▸ **Work to do**
Your task is to reproduce the material exactly.

[Stored data]
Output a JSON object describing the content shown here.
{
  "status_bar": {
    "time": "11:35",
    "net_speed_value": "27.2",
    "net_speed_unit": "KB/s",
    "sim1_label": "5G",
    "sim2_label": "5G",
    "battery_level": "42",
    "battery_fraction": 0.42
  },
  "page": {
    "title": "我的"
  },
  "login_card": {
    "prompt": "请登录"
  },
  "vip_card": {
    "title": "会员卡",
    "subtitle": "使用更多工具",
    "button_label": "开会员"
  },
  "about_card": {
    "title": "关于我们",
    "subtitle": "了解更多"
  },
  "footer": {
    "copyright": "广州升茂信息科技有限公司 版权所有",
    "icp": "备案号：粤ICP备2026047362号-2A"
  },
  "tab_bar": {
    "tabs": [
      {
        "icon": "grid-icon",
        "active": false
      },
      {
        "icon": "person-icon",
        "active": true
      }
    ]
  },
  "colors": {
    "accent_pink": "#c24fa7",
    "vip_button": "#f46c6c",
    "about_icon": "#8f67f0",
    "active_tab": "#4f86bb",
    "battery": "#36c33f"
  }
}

▸ **Expected answer**
Output a JSON object describing the content shown here.
{
  "status_bar": {
    "time": "11:35",
    "net_speed_value": "27.2",
    "net_speed_unit": "KB/s",
    "sim1_label": "5G",
    "sim2_label": "5G",
    "battery_level": "42",
    "battery_fraction": 0.42
  },
  "page": {
    "title": "我的"
  },
  "login_card": {
    "prompt": "请登录"
  },
  "vip_card": {
    "title": "会员卡",
    "subtitle": "使用更多工具",
    "button_label": "开会员"
  },
  "about_card": {
    "title": "关于我们",
    "subtitle": "了解更多"
  },
  "footer": {
    "copyright": "广州升茂信息科技有限公司 版权所有",
    "icp": "备案号：粤ICP备2026047362号-2A"
  },
  "tab_bar": {
    "tabs": [
      {
        "icon": "grid-icon",
        "active": false
      },
      {
        "icon": "person-icon",
        "active": true
      }
    ]
  },
  "colors": {
    "accent_pink": "#c24fa7",
    "vip_button": "#f46c6c",
    "about_icon": "#8f67f0",
    "active_tab": "#4f86bb",
    "battery": "#36c33f"
  }
}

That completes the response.